### INSTRUCTION
Filter the entries, keeping every line with the word "Population".

### RECORDS SHOWN
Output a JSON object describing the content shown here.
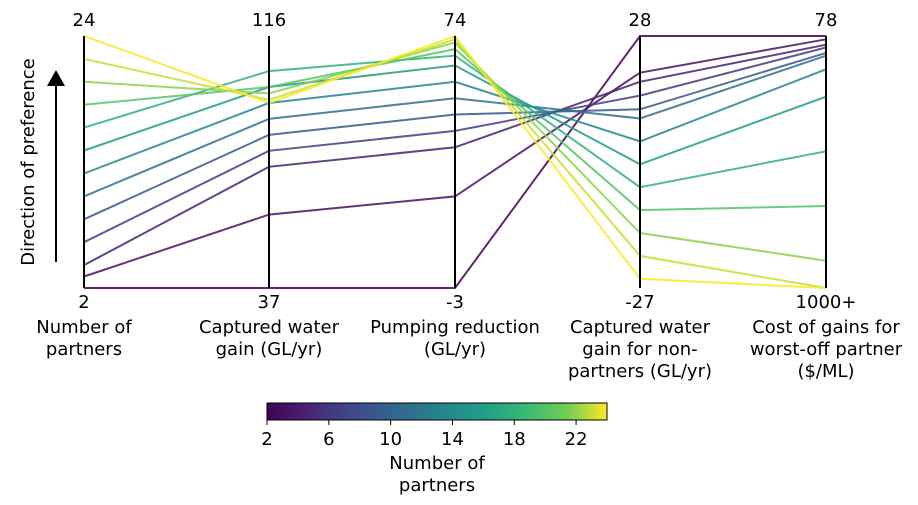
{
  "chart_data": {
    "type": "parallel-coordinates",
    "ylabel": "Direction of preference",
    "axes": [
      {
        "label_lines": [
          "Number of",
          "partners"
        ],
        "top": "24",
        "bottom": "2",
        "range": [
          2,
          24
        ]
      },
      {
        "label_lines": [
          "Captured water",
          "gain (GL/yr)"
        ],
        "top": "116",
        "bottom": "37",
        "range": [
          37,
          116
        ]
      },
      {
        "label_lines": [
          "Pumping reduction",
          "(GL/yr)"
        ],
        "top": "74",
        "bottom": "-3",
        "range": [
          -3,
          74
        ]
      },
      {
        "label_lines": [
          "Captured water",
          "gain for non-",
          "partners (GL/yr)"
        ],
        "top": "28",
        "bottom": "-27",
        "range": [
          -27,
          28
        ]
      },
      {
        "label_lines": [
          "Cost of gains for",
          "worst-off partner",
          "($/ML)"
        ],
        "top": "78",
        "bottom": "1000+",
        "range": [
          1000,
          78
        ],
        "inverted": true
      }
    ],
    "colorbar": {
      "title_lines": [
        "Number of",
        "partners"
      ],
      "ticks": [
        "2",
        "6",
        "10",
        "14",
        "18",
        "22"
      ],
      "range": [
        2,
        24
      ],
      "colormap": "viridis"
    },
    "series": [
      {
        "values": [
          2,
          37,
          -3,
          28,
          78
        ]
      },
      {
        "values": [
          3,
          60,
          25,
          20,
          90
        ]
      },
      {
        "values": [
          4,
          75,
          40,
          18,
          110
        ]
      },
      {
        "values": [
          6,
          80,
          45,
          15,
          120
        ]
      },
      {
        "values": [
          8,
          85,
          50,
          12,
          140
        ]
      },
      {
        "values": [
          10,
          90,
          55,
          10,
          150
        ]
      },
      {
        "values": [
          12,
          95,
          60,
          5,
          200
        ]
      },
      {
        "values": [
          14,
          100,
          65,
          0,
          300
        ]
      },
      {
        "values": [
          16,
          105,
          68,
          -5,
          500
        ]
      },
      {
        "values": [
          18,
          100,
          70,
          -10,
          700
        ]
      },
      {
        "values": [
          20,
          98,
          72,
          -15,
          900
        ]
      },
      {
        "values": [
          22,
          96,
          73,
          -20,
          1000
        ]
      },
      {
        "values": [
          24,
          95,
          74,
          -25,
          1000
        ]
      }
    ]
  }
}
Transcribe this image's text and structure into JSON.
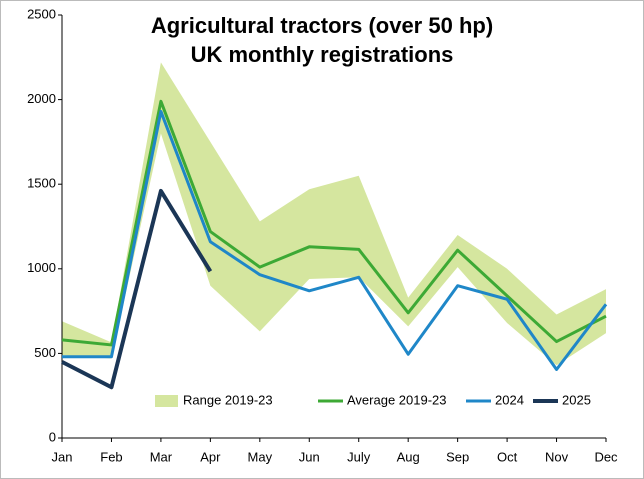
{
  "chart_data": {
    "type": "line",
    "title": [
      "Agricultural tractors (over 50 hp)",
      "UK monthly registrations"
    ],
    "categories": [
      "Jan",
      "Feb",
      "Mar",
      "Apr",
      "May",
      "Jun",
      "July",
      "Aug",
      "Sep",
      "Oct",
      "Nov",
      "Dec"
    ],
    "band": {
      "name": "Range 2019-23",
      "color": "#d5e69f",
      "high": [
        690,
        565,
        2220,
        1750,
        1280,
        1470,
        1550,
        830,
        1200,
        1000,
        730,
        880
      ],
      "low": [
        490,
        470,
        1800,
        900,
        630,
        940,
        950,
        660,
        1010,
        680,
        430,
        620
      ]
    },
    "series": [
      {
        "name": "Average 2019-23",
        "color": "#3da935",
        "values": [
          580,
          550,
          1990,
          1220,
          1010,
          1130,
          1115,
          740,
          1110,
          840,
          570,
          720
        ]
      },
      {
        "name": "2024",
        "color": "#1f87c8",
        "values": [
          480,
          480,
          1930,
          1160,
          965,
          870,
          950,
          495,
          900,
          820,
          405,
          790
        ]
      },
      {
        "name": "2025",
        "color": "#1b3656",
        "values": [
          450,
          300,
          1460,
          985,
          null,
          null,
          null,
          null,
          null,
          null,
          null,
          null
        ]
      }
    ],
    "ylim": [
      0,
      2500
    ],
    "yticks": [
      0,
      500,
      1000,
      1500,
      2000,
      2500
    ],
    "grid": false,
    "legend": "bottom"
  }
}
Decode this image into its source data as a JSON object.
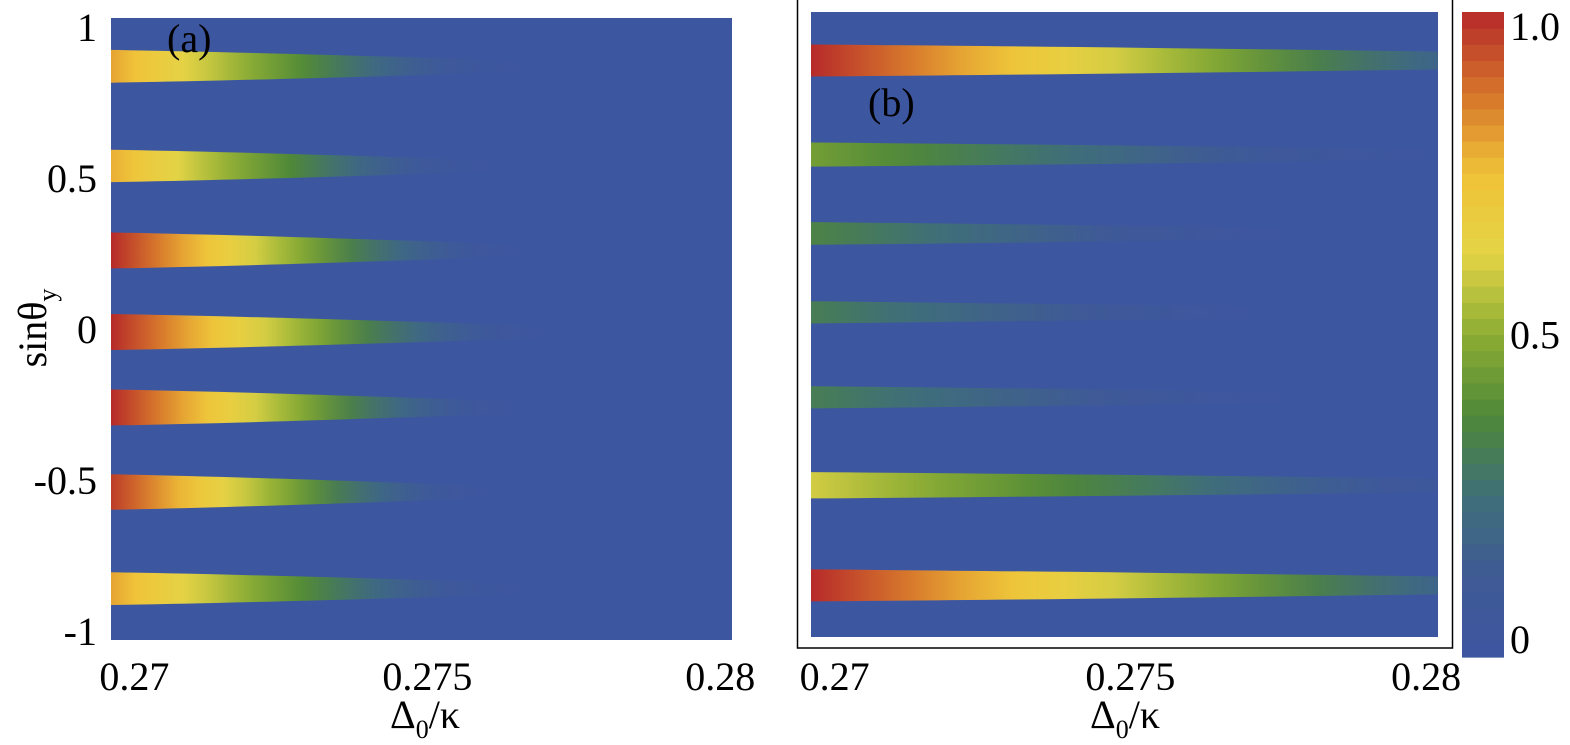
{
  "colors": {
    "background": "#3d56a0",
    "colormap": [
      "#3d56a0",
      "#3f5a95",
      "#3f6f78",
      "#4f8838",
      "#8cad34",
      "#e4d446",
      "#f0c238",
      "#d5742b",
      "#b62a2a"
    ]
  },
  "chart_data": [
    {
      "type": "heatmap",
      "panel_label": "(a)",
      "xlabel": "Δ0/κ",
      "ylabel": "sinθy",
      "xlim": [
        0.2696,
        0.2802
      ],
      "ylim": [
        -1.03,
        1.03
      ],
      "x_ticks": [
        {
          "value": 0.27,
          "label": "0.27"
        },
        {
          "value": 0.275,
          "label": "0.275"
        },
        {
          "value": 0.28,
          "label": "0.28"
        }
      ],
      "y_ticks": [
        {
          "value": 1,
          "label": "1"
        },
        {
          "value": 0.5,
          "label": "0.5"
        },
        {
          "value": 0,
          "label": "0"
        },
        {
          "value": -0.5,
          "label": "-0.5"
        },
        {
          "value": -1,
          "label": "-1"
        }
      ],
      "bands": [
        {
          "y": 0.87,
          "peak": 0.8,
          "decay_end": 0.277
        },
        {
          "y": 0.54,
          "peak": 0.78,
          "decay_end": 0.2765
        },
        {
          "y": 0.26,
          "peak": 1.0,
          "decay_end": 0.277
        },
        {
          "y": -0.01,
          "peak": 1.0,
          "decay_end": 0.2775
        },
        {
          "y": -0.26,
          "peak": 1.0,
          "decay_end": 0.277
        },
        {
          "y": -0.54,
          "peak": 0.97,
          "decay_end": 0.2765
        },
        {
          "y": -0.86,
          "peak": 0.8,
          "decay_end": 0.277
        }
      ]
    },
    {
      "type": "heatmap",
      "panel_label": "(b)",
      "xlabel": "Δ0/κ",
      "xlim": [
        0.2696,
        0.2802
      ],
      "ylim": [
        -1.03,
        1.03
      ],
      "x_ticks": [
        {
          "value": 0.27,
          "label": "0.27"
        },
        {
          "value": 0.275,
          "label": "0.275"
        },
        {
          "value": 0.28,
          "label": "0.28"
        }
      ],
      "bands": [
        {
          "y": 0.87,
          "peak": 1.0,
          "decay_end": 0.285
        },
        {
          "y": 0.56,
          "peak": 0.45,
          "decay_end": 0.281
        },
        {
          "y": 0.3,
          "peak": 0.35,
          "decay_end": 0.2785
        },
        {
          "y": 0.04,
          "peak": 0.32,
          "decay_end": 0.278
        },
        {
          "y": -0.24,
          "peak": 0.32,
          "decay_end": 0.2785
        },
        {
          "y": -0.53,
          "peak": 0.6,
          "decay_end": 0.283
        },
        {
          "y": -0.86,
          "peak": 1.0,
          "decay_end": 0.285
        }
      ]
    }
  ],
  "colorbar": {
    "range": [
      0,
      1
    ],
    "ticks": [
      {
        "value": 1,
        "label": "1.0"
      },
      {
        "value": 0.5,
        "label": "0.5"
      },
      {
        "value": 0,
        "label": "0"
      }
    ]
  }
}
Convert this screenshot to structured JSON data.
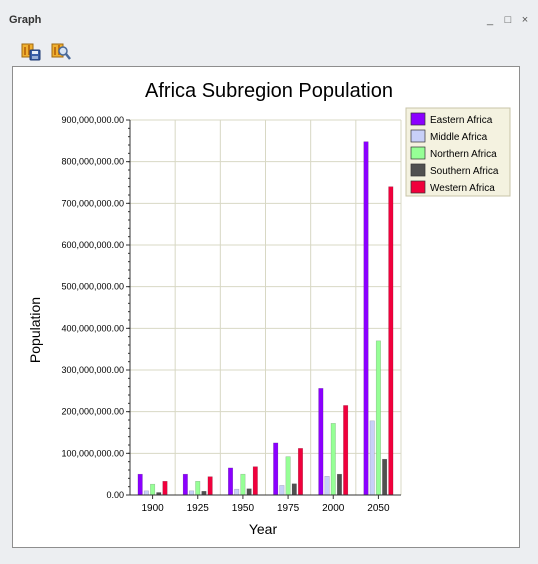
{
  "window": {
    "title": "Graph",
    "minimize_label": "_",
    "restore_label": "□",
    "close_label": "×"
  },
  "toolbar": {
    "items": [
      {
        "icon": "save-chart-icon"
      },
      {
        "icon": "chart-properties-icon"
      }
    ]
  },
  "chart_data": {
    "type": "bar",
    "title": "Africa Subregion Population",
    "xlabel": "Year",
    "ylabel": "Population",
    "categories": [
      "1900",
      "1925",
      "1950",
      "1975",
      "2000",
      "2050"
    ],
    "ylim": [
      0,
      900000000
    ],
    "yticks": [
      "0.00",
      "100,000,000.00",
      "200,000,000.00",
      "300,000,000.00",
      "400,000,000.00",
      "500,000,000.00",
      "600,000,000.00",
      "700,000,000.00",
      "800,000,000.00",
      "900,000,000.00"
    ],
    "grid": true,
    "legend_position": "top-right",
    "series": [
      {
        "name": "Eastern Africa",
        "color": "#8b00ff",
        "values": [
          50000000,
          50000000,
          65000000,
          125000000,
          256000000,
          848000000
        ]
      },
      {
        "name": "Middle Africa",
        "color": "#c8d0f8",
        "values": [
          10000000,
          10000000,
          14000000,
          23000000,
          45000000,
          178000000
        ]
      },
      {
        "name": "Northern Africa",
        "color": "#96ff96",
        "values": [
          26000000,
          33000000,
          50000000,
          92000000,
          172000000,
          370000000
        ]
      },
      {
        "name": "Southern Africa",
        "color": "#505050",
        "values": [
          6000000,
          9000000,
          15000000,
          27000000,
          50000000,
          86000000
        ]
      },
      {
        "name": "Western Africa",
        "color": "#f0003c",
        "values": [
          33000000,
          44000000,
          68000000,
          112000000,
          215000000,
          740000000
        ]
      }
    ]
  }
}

### FINISHED ANSWER
    "title": "Africa Subregion Population",
    "ylabel": "Population",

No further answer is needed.